WHAT THE TASK ASKS – Tally every line of the listing below that holds "Волгоградской", then give the tally alone.

====== SOURCE DATA ======

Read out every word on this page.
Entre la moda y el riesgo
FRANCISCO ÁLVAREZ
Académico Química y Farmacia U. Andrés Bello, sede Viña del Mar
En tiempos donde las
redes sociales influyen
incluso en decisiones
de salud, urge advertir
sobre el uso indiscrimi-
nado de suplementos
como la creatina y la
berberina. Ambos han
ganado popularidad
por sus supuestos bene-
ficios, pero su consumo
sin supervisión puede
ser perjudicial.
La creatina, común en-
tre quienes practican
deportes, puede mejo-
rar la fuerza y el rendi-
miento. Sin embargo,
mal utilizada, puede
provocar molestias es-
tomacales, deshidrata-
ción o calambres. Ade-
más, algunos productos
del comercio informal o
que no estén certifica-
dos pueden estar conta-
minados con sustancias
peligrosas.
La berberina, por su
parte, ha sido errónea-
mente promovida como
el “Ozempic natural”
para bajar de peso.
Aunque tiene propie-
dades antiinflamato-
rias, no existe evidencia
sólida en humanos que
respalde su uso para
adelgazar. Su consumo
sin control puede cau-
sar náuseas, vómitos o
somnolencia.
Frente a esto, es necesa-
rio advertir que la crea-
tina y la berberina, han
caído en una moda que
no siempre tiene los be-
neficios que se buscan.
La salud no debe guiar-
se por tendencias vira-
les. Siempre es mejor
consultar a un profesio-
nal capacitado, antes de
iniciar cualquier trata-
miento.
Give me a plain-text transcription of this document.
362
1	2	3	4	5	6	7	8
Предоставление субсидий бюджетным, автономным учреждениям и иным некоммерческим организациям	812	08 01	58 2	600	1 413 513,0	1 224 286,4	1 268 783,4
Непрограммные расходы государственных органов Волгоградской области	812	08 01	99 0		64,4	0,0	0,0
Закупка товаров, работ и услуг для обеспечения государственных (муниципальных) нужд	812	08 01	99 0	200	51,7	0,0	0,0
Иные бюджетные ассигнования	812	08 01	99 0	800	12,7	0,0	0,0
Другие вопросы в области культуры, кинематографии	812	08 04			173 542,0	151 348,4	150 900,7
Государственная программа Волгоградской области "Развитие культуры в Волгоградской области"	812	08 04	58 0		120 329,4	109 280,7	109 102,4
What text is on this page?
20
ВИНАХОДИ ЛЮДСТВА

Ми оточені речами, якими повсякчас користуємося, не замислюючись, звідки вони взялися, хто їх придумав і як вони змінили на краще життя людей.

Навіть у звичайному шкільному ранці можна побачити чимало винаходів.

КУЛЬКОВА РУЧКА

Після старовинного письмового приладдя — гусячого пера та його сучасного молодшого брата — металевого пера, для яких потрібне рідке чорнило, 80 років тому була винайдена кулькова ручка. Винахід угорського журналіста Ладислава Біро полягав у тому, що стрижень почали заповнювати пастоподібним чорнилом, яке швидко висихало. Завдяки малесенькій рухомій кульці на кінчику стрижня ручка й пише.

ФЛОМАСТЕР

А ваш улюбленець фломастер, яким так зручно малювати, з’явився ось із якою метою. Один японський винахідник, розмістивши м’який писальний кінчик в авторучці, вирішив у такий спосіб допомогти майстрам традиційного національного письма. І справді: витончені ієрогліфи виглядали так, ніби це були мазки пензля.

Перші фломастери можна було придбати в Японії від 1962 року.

======

ANSWER FOR THIS EXERCISE – 2